- **PROBLEM REQUIREMENTS**
Where a line holds the string "behavior", return that line.

* * * * *

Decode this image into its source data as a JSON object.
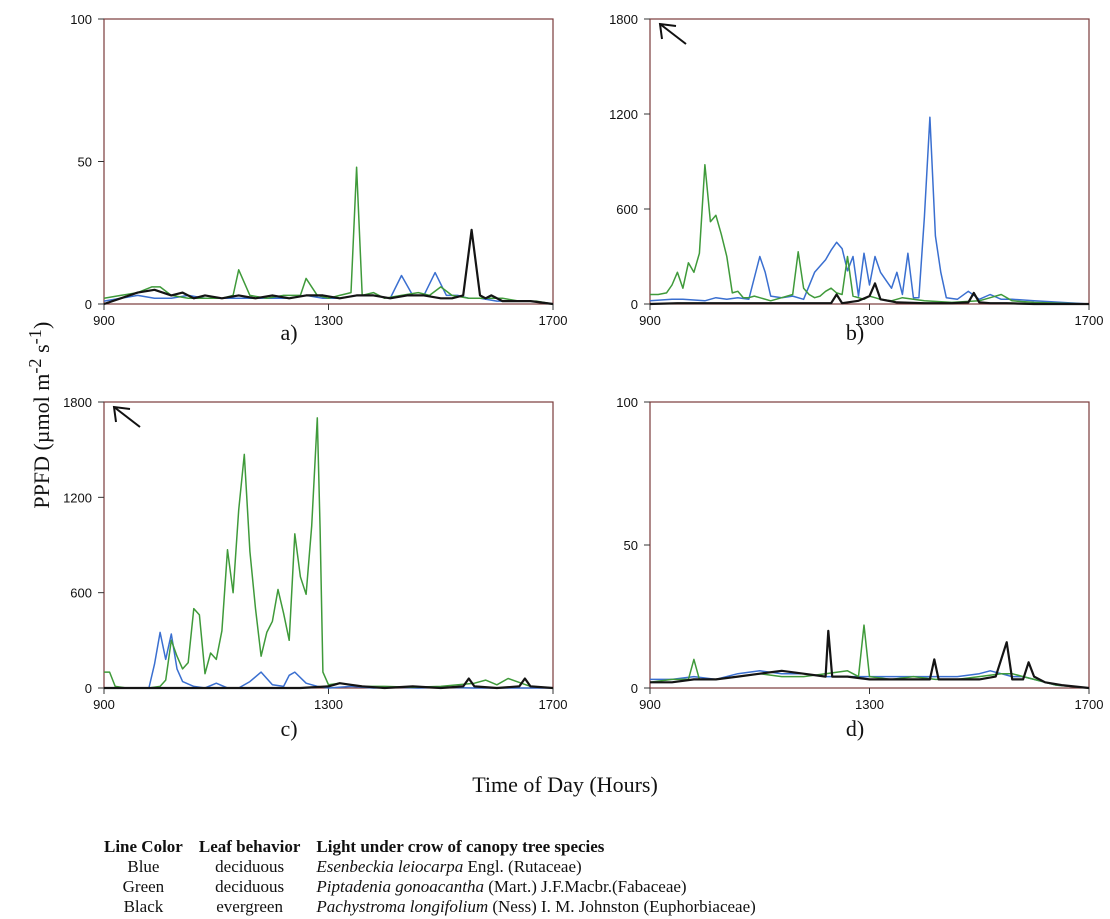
{
  "figure": {
    "ylabel_prefix": "PPFD (µmol m",
    "ylabel_sup1": "-2",
    "ylabel_mid": " s",
    "ylabel_sup2": "-1",
    "ylabel_suffix": ")",
    "xlabel": "Time of Day (Hours)"
  },
  "colors": {
    "Blue": "#3a6fd0",
    "Green": "#3f9a3a",
    "Black": "#141414"
  },
  "chart_data": [
    {
      "type": "line",
      "panel_label": "a)",
      "xlim": [
        900,
        1700
      ],
      "ylim": [
        0,
        100
      ],
      "xticks": [
        900,
        1300,
        1700
      ],
      "yticks": [
        0,
        50,
        100
      ],
      "arrow": false,
      "series": [
        {
          "color_name": "Blue",
          "x": [
            900,
            930,
            960,
            990,
            1020,
            1050,
            1080,
            1110,
            1140,
            1170,
            1200,
            1230,
            1260,
            1290,
            1320,
            1350,
            1380,
            1410,
            1430,
            1450,
            1470,
            1490,
            1510,
            1530,
            1550,
            1570,
            1600,
            1630,
            1660,
            1700
          ],
          "y": [
            1,
            2,
            3,
            2,
            2,
            3,
            2,
            2,
            2,
            2,
            2,
            2,
            3,
            2,
            2,
            3,
            3,
            2,
            10,
            3,
            3,
            11,
            3,
            3,
            2,
            2,
            1,
            1,
            1,
            0
          ]
        },
        {
          "color_name": "Green",
          "x": [
            900,
            930,
            960,
            985,
            1000,
            1020,
            1050,
            1080,
            1110,
            1130,
            1140,
            1160,
            1190,
            1220,
            1250,
            1260,
            1280,
            1300,
            1320,
            1340,
            1350,
            1360,
            1380,
            1400,
            1430,
            1460,
            1480,
            1500,
            1520,
            1550,
            1580,
            1610,
            1640,
            1670,
            1700
          ],
          "y": [
            2,
            3,
            4,
            6,
            6,
            3,
            2,
            2,
            2,
            3,
            12,
            3,
            2,
            3,
            3,
            9,
            3,
            2,
            3,
            4,
            48,
            3,
            4,
            2,
            3,
            4,
            3,
            6,
            3,
            2,
            2,
            2,
            1,
            1,
            0
          ]
        },
        {
          "color_name": "Black",
          "x": [
            900,
            930,
            960,
            990,
            1020,
            1040,
            1060,
            1080,
            1110,
            1140,
            1170,
            1200,
            1230,
            1260,
            1290,
            1320,
            1350,
            1380,
            1410,
            1440,
            1470,
            1500,
            1520,
            1540,
            1555,
            1570,
            1580,
            1590,
            1610,
            1630,
            1660,
            1700
          ],
          "y": [
            0,
            2,
            4,
            5,
            3,
            4,
            2,
            3,
            2,
            3,
            2,
            3,
            2,
            3,
            3,
            2,
            3,
            3,
            2,
            3,
            3,
            2,
            2,
            3,
            26,
            3,
            2,
            3,
            1,
            1,
            1,
            0
          ]
        }
      ]
    },
    {
      "type": "line",
      "panel_label": "b)",
      "xlim": [
        900,
        1700
      ],
      "ylim": [
        0,
        1800
      ],
      "xticks": [
        900,
        1300,
        1700
      ],
      "yticks": [
        0,
        600,
        1200,
        1800
      ],
      "arrow": true,
      "series": [
        {
          "color_name": "Blue",
          "x": [
            900,
            920,
            940,
            960,
            980,
            1000,
            1020,
            1040,
            1060,
            1080,
            1100,
            1110,
            1120,
            1140,
            1160,
            1180,
            1200,
            1210,
            1220,
            1230,
            1240,
            1250,
            1260,
            1270,
            1280,
            1290,
            1300,
            1310,
            1320,
            1330,
            1340,
            1350,
            1360,
            1370,
            1380,
            1390,
            1400,
            1410,
            1420,
            1430,
            1440,
            1460,
            1480,
            1500,
            1520,
            1540,
            1560,
            1600,
            1650,
            1700
          ],
          "y": [
            20,
            25,
            30,
            30,
            25,
            20,
            40,
            30,
            40,
            30,
            300,
            200,
            50,
            40,
            50,
            30,
            200,
            240,
            280,
            340,
            390,
            350,
            210,
            300,
            50,
            320,
            120,
            300,
            200,
            150,
            100,
            200,
            60,
            320,
            40,
            40,
            550,
            1180,
            430,
            200,
            40,
            30,
            80,
            30,
            60,
            30,
            30,
            20,
            10,
            0
          ]
        },
        {
          "color_name": "Green",
          "x": [
            900,
            915,
            930,
            940,
            950,
            960,
            970,
            980,
            990,
            1000,
            1010,
            1020,
            1030,
            1040,
            1050,
            1060,
            1070,
            1080,
            1090,
            1100,
            1120,
            1140,
            1150,
            1160,
            1170,
            1180,
            1190,
            1200,
            1210,
            1220,
            1230,
            1240,
            1250,
            1260,
            1270,
            1280,
            1290,
            1300,
            1310,
            1320,
            1340,
            1360,
            1380,
            1400,
            1450,
            1500,
            1520,
            1540,
            1560,
            1600,
            1650,
            1700
          ],
          "y": [
            60,
            60,
            70,
            120,
            200,
            100,
            260,
            200,
            320,
            880,
            520,
            560,
            440,
            300,
            70,
            80,
            40,
            40,
            50,
            40,
            20,
            40,
            50,
            60,
            330,
            100,
            60,
            40,
            50,
            80,
            100,
            70,
            60,
            300,
            50,
            40,
            30,
            50,
            40,
            30,
            20,
            40,
            30,
            20,
            10,
            20,
            40,
            60,
            20,
            10,
            5,
            0
          ]
        },
        {
          "color_name": "Black",
          "x": [
            900,
            950,
            1000,
            1050,
            1100,
            1150,
            1200,
            1230,
            1240,
            1250,
            1280,
            1300,
            1310,
            1320,
            1350,
            1400,
            1450,
            1480,
            1490,
            1500,
            1520,
            1550,
            1600,
            1700
          ],
          "y": [
            0,
            5,
            5,
            5,
            5,
            5,
            5,
            5,
            60,
            5,
            20,
            50,
            130,
            30,
            10,
            5,
            5,
            10,
            70,
            10,
            5,
            5,
            0,
            0
          ]
        }
      ]
    },
    {
      "type": "line",
      "panel_label": "c)",
      "xlim": [
        900,
        1700
      ],
      "ylim": [
        0,
        1800
      ],
      "xticks": [
        900,
        1300,
        1700
      ],
      "yticks": [
        0,
        600,
        1200,
        1800
      ],
      "arrow": true,
      "series": [
        {
          "color_name": "Blue",
          "x": [
            900,
            950,
            980,
            990,
            1000,
            1010,
            1020,
            1030,
            1040,
            1060,
            1080,
            1100,
            1120,
            1140,
            1160,
            1180,
            1200,
            1220,
            1230,
            1240,
            1260,
            1280,
            1300,
            1340,
            1380,
            1420,
            1460,
            1500,
            1560,
            1600,
            1650,
            1700
          ],
          "y": [
            0,
            0,
            0,
            150,
            350,
            180,
            340,
            120,
            40,
            10,
            0,
            30,
            0,
            0,
            40,
            100,
            20,
            10,
            80,
            100,
            30,
            10,
            0,
            10,
            0,
            5,
            0,
            5,
            0,
            0,
            0,
            0
          ]
        },
        {
          "color_name": "Green",
          "x": [
            900,
            910,
            920,
            940,
            960,
            980,
            1000,
            1010,
            1020,
            1030,
            1040,
            1050,
            1060,
            1070,
            1080,
            1090,
            1100,
            1110,
            1120,
            1130,
            1140,
            1150,
            1160,
            1170,
            1180,
            1190,
            1200,
            1210,
            1220,
            1230,
            1240,
            1250,
            1260,
            1270,
            1280,
            1285,
            1290,
            1300,
            1320,
            1360,
            1400,
            1450,
            1500,
            1560,
            1580,
            1600,
            1620,
            1660,
            1700
          ],
          "y": [
            100,
            100,
            10,
            0,
            0,
            0,
            10,
            50,
            300,
            200,
            120,
            160,
            500,
            460,
            90,
            220,
            180,
            360,
            870,
            600,
            1120,
            1470,
            860,
            500,
            200,
            350,
            420,
            620,
            470,
            300,
            970,
            700,
            590,
            1020,
            1700,
            1000,
            100,
            20,
            30,
            10,
            10,
            5,
            10,
            30,
            50,
            20,
            60,
            10,
            0
          ]
        },
        {
          "color_name": "Black",
          "x": [
            900,
            950,
            1000,
            1050,
            1100,
            1150,
            1200,
            1250,
            1300,
            1320,
            1340,
            1360,
            1400,
            1450,
            1500,
            1540,
            1550,
            1560,
            1600,
            1640,
            1650,
            1660,
            1700
          ],
          "y": [
            0,
            0,
            0,
            0,
            0,
            0,
            0,
            0,
            10,
            30,
            20,
            10,
            0,
            10,
            0,
            10,
            60,
            10,
            0,
            10,
            60,
            10,
            0
          ]
        }
      ]
    },
    {
      "type": "line",
      "panel_label": "d)",
      "xlim": [
        900,
        1700
      ],
      "ylim": [
        0,
        100
      ],
      "xticks": [
        900,
        1300,
        1700
      ],
      "yticks": [
        0,
        50,
        100
      ],
      "arrow": false,
      "series": [
        {
          "color_name": "Blue",
          "x": [
            900,
            940,
            980,
            1020,
            1060,
            1100,
            1140,
            1180,
            1220,
            1260,
            1300,
            1340,
            1380,
            1420,
            1460,
            1500,
            1520,
            1540,
            1560,
            1580,
            1600,
            1640,
            1700
          ],
          "y": [
            3,
            3,
            4,
            3,
            5,
            6,
            5,
            5,
            4,
            4,
            4,
            4,
            4,
            4,
            4,
            5,
            6,
            5,
            4,
            4,
            3,
            1,
            0
          ]
        },
        {
          "color_name": "Green",
          "x": [
            900,
            940,
            970,
            980,
            990,
            1020,
            1060,
            1100,
            1140,
            1180,
            1220,
            1260,
            1280,
            1290,
            1300,
            1340,
            1380,
            1420,
            1460,
            1500,
            1540,
            1560,
            1580,
            1600,
            1640,
            1700
          ],
          "y": [
            2,
            3,
            3,
            10,
            3,
            3,
            4,
            5,
            4,
            4,
            5,
            6,
            4,
            22,
            4,
            3,
            4,
            3,
            3,
            4,
            5,
            5,
            4,
            3,
            1,
            0
          ]
        },
        {
          "color_name": "Black",
          "x": [
            900,
            940,
            980,
            1020,
            1060,
            1100,
            1140,
            1180,
            1220,
            1225,
            1232,
            1260,
            1300,
            1340,
            1380,
            1410,
            1418,
            1426,
            1460,
            1500,
            1530,
            1550,
            1560,
            1580,
            1590,
            1600,
            1620,
            1650,
            1700
          ],
          "y": [
            2,
            2,
            3,
            3,
            4,
            5,
            6,
            5,
            4,
            20,
            4,
            4,
            3,
            3,
            3,
            3,
            10,
            3,
            3,
            3,
            4,
            16,
            3,
            3,
            9,
            4,
            2,
            1,
            0
          ]
        }
      ]
    }
  ],
  "legend": {
    "headers": [
      "Line Color",
      "Leaf behavior",
      "Light under crow of canopy tree species"
    ],
    "rows": [
      {
        "color": "Blue",
        "behavior": "deciduous",
        "species_italic": "Esenbeckia leiocarpa",
        "species_rest": " Engl. (Rutaceae)"
      },
      {
        "color": "Green",
        "behavior": "deciduous",
        "species_italic": "Piptadenia gonoacantha",
        "species_rest": " (Mart.) J.F.Macbr.(Fabaceae)"
      },
      {
        "color": "Black",
        "behavior": "evergreen",
        "species_italic": "Pachystroma longifolium",
        "species_rest": " (Ness) I. M. Johnston (Euphorbiaceae)"
      }
    ]
  }
}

* * * * *

- **CORRECT OUTPUT**
      "Leaf behavior",
        "behavior": "deciduous",
        "behavior": "deciduous",
        "behavior": "evergreen",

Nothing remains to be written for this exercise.